(Data entries)
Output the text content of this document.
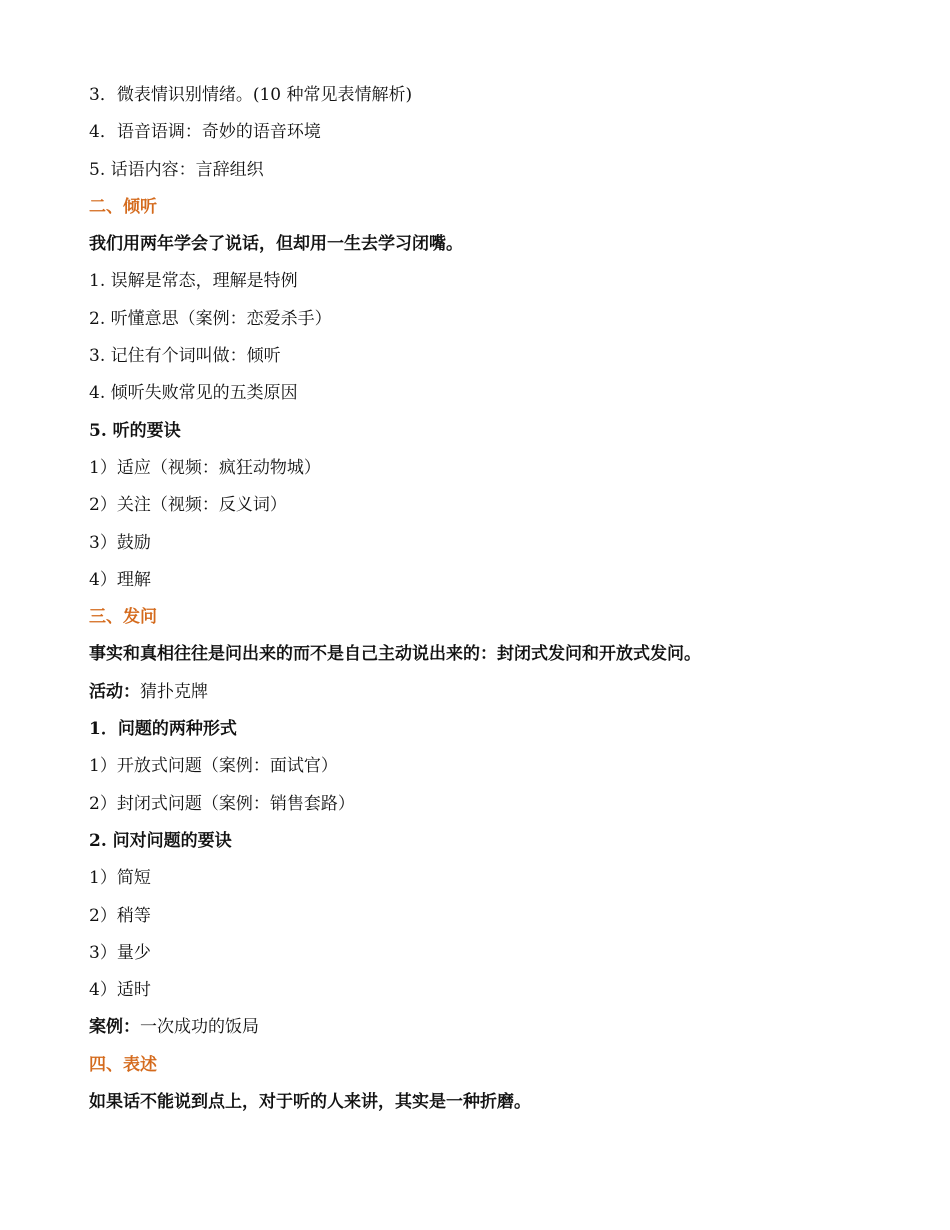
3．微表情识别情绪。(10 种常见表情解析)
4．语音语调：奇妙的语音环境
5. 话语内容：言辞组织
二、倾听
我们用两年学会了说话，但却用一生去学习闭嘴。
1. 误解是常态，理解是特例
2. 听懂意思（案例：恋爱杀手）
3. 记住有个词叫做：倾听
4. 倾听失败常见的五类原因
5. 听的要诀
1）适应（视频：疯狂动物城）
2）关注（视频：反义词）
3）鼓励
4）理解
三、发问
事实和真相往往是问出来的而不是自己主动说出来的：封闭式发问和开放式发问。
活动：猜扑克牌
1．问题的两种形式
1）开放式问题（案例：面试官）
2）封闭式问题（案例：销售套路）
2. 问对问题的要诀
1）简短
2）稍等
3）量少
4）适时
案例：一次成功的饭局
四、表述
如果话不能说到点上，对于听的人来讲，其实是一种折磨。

Set exercise – Repeat the material above verbatim. Leave the pictures behind.

Final result –
Output the text content of this document.
3．微表情识别情绪。(10 种常见表情解析)
4．语音语调：奇妙的语音环境
5. 话语内容：言辞组织
二、倾听
我们用两年学会了说话，但却用一生去学习闭嘴。
1. 误解是常态，理解是特例
2. 听懂意思（案例：恋爱杀手）
3. 记住有个词叫做：倾听
4. 倾听失败常见的五类原因
5. 听的要诀
1）适应（视频：疯狂动物城）
2）关注（视频：反义词）
3）鼓励
4）理解
三、发问
事实和真相往往是问出来的而不是自己主动说出来的：封闭式发问和开放式发问。
活动：猜扑克牌
1．问题的两种形式
1）开放式问题（案例：面试官）
2）封闭式问题（案例：销售套路）
2. 问对问题的要诀
1）简短
2）稍等
3）量少
4）适时
案例：一次成功的饭局
四、表述
如果话不能说到点上，对于听的人来讲，其实是一种折磨。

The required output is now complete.